### Requirements
Among the lines below, list those containing the string "this".

### Material
┄┄┄┄┄┄

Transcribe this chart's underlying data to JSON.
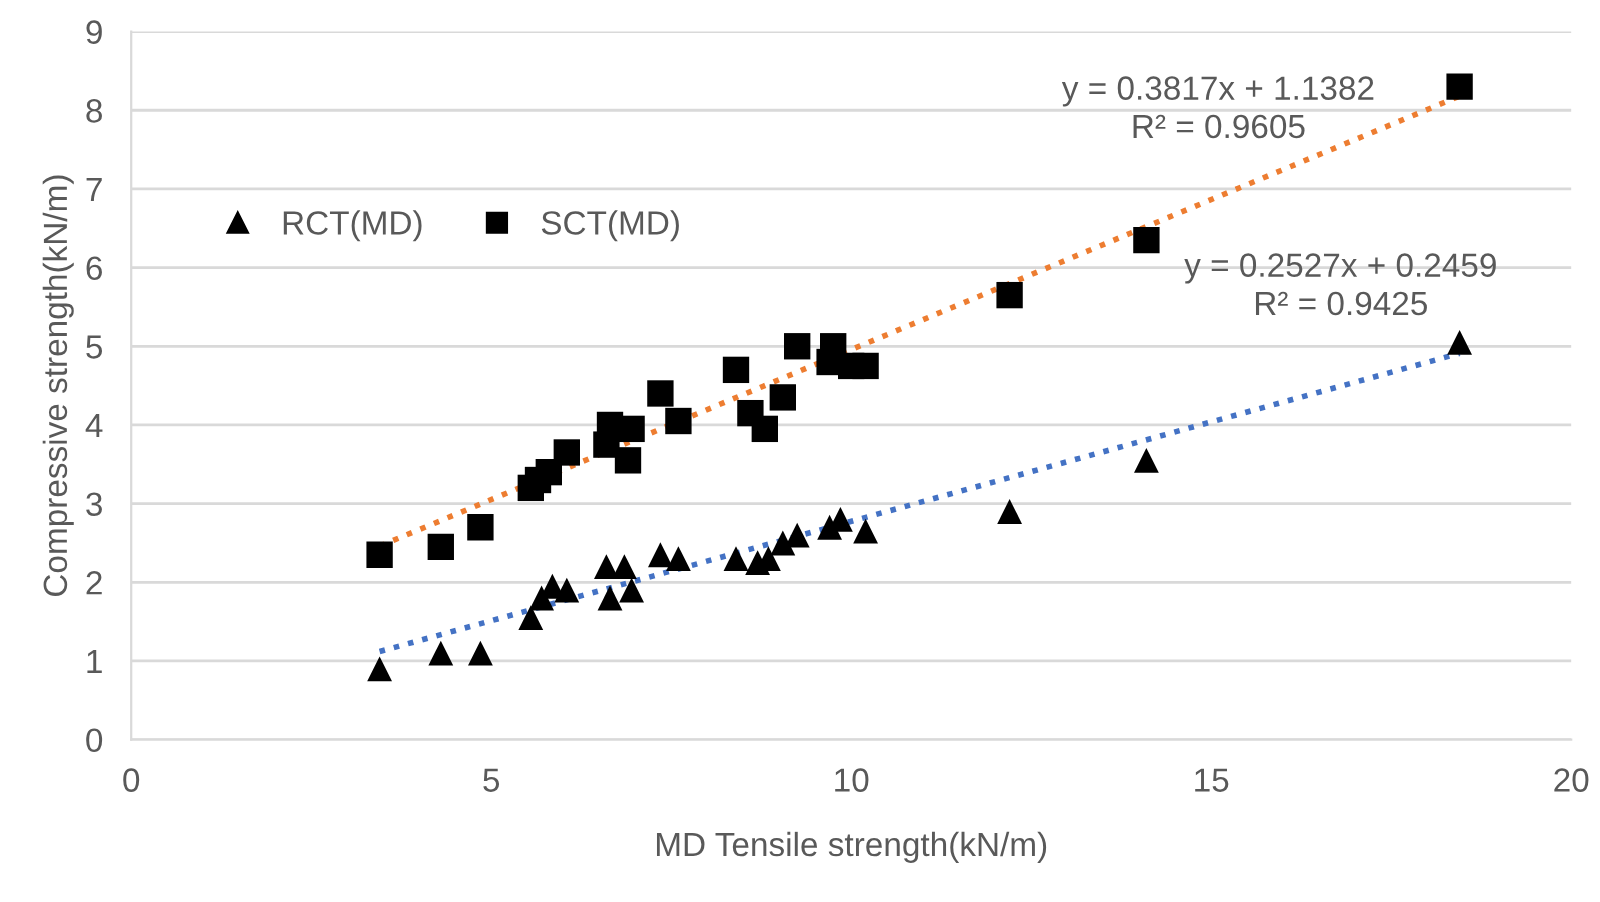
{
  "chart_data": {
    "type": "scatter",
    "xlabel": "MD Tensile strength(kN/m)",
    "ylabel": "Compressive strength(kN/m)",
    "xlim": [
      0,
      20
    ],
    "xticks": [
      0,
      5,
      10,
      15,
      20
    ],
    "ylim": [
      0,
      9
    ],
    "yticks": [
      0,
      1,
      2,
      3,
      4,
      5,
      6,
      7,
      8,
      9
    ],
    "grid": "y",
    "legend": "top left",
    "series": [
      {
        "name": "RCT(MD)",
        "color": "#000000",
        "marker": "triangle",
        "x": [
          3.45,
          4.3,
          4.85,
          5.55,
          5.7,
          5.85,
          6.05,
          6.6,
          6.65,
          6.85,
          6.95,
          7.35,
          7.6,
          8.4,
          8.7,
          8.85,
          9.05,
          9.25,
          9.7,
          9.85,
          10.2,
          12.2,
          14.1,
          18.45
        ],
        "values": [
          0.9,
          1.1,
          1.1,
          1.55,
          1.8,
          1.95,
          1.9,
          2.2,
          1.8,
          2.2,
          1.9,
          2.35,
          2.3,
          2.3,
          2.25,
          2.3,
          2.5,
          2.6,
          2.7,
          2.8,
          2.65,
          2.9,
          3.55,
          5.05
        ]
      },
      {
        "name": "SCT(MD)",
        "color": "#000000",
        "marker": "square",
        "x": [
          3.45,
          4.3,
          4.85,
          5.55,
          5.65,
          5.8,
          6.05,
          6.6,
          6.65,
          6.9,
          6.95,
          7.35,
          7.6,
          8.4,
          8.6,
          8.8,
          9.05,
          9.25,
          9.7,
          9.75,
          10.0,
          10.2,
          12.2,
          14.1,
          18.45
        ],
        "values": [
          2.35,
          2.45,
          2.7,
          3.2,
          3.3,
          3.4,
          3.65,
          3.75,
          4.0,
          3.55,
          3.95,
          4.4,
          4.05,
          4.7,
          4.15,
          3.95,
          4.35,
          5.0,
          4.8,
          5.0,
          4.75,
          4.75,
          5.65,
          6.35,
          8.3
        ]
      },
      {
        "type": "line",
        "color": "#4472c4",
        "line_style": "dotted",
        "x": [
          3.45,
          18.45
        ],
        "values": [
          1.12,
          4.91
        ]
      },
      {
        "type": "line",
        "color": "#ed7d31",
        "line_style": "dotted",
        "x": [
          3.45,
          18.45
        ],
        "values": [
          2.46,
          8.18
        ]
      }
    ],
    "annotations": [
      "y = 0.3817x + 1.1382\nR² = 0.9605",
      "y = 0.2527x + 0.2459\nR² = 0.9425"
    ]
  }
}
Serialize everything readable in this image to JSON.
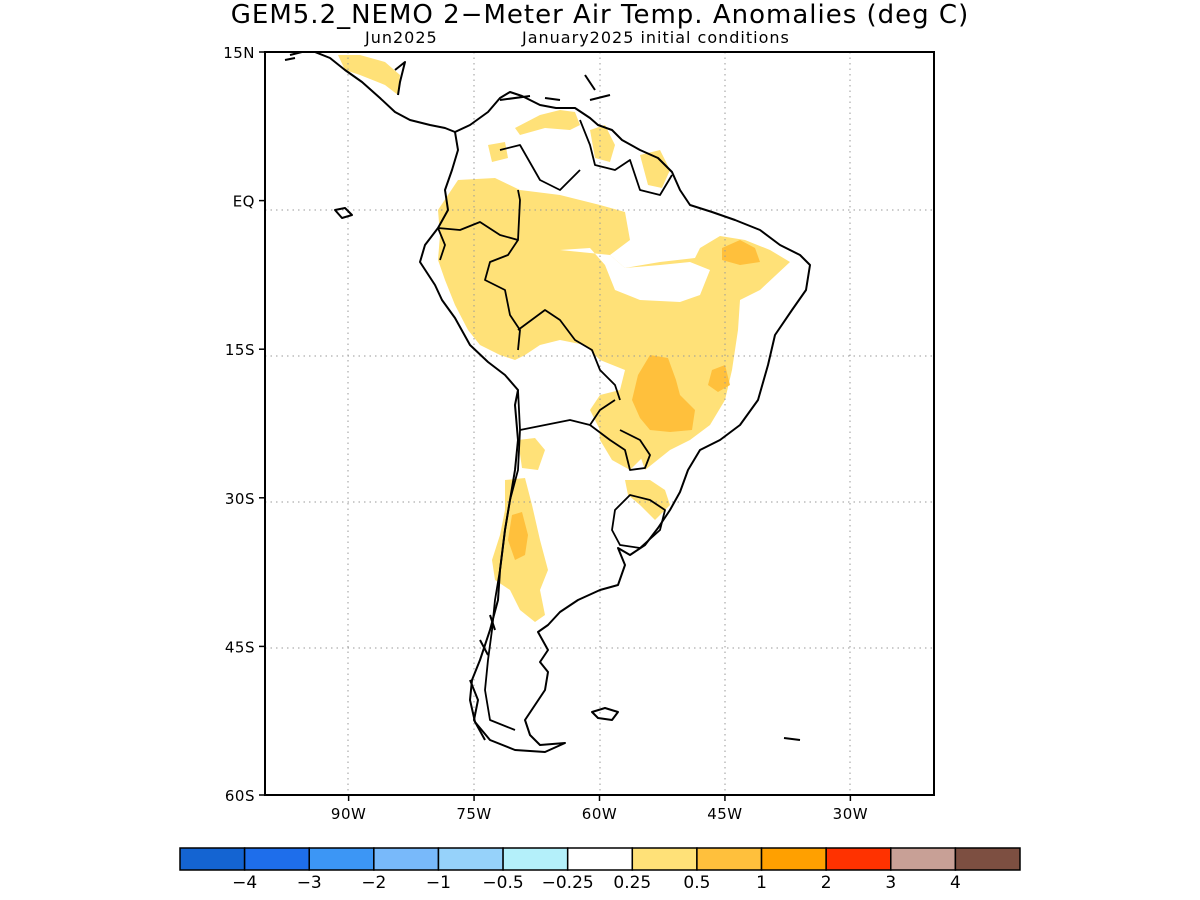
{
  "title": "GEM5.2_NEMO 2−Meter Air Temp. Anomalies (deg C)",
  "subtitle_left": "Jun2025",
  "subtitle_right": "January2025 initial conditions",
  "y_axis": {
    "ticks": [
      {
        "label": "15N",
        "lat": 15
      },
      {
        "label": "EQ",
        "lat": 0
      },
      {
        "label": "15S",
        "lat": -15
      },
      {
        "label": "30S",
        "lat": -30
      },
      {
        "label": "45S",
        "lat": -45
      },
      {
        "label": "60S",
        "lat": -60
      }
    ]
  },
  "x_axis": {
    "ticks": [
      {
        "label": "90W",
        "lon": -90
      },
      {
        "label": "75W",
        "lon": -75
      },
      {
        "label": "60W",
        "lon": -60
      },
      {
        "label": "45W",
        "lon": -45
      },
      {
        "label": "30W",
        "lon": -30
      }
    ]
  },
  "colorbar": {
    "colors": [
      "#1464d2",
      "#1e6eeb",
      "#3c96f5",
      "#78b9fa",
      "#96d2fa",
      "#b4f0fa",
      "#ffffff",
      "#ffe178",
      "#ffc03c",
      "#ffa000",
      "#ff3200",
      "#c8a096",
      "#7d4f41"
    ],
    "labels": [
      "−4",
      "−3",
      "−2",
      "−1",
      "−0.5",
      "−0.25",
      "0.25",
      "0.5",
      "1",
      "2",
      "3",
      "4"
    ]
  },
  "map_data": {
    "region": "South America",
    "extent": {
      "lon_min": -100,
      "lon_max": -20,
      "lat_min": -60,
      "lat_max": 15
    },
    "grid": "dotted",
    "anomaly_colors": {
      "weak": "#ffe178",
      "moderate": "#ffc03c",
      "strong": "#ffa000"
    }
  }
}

┄┄┄┄┄┄

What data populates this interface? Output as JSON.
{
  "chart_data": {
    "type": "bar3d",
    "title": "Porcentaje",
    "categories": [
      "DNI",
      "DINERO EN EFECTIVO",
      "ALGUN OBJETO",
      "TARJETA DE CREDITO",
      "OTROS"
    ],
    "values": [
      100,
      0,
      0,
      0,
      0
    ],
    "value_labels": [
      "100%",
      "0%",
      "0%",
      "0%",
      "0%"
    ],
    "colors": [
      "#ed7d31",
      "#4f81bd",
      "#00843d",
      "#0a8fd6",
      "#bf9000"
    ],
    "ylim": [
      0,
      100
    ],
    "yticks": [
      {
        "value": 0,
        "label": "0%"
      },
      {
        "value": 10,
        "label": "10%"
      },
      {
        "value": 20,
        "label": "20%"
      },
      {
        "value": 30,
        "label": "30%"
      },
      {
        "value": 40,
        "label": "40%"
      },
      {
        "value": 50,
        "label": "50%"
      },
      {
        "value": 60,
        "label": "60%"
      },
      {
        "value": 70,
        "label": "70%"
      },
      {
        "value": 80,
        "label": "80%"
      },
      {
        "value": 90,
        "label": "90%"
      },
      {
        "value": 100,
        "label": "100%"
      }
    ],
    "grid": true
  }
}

┄┄┄┄┄┄

### Finished exercise
Transcribe this chart's underlying data to JSON.
Serialize everything readable in this image to JSON.
What data populates this interface? Output as JSON.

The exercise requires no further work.